▶ **Problem details**: Check every line of the entries for "COWBIT", and copy the lines that hold it.

***** Stored records *****

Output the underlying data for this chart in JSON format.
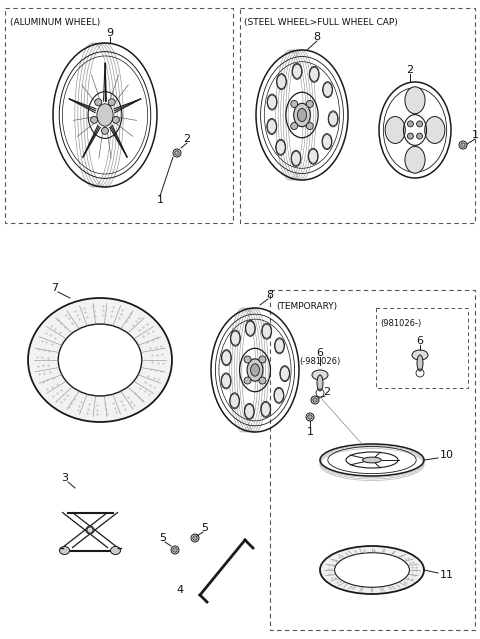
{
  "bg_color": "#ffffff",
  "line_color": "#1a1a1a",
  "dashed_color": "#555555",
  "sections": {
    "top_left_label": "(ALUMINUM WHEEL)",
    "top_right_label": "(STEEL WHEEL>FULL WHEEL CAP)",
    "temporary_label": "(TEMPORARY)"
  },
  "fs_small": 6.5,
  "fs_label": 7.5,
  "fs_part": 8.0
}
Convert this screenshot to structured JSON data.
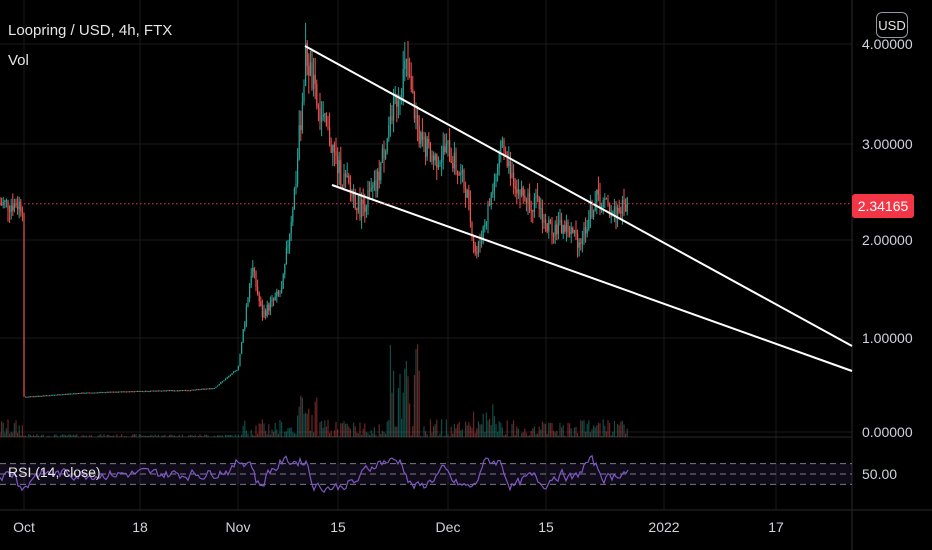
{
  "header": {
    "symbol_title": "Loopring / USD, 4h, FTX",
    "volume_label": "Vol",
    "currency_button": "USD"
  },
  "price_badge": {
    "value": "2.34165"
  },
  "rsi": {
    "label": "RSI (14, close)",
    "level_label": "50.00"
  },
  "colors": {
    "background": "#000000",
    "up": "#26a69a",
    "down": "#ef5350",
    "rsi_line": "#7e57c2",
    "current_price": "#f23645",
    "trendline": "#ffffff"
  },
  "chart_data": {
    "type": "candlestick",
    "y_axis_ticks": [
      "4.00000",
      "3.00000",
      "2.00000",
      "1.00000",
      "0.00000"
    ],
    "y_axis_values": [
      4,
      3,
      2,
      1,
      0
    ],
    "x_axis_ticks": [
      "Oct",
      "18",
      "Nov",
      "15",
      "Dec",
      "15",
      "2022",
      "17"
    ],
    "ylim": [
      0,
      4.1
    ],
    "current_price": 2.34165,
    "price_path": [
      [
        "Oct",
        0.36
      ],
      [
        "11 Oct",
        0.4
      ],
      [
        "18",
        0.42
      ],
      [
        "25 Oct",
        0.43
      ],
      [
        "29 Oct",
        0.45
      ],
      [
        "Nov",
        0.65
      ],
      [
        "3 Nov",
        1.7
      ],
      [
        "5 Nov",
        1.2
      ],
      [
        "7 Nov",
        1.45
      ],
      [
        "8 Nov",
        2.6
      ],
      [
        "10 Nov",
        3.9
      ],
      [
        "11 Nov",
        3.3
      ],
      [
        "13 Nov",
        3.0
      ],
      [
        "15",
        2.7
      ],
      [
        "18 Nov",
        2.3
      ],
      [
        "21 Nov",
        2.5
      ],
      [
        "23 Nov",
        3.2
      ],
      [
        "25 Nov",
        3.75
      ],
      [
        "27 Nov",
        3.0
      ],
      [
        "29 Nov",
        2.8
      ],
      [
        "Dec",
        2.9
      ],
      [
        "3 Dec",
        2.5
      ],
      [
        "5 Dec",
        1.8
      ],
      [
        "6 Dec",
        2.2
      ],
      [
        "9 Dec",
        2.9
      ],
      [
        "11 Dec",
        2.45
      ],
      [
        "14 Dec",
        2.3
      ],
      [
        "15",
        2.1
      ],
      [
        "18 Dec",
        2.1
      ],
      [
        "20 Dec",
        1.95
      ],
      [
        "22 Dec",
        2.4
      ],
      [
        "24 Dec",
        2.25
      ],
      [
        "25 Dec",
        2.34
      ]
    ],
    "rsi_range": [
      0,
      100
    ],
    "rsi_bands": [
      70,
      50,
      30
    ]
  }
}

*****
***** Stored records *****

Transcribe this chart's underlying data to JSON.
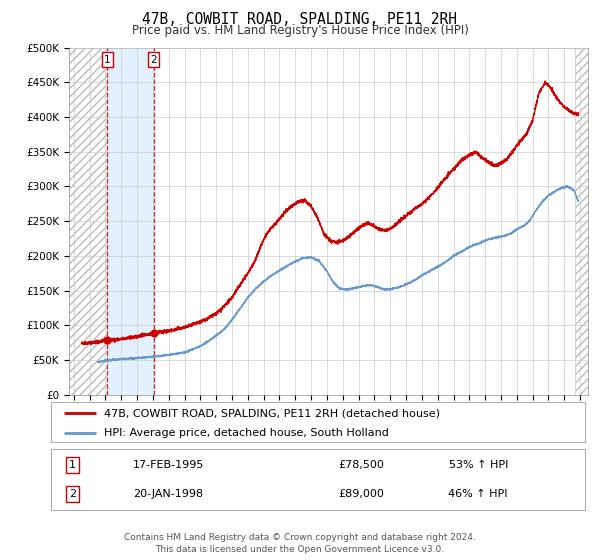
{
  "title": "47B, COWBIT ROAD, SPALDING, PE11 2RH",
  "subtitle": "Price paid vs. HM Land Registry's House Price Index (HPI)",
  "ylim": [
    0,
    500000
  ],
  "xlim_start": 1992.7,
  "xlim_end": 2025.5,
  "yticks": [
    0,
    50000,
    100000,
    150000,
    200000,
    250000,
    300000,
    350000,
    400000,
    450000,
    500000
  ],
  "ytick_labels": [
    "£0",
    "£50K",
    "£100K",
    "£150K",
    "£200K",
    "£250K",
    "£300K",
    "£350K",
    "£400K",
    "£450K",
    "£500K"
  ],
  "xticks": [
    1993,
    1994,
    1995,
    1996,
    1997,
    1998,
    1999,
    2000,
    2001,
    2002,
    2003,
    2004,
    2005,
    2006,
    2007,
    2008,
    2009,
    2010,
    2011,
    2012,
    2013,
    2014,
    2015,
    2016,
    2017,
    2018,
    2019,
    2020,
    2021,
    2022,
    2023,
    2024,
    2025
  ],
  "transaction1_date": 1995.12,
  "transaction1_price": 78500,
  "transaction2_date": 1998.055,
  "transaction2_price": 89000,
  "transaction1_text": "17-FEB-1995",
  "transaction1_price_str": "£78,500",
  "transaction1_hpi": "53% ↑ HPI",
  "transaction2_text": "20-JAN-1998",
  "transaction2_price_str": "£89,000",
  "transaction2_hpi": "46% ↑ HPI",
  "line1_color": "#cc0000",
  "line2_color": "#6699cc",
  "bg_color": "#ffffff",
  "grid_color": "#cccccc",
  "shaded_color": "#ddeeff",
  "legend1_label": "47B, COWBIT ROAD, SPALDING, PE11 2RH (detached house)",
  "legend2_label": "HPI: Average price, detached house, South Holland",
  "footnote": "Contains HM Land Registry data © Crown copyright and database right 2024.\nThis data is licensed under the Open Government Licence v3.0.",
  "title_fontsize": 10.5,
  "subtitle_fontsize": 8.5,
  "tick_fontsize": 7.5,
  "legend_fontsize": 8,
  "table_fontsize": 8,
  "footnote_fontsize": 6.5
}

*****

▶ **Expected answer**:
  "title": "47B, COWBIT ROAD, SPALDING, PE11 2RH",
  "legend1_label": "47B, COWBIT ROAD, SPALDING, PE11 2RH (detached house)",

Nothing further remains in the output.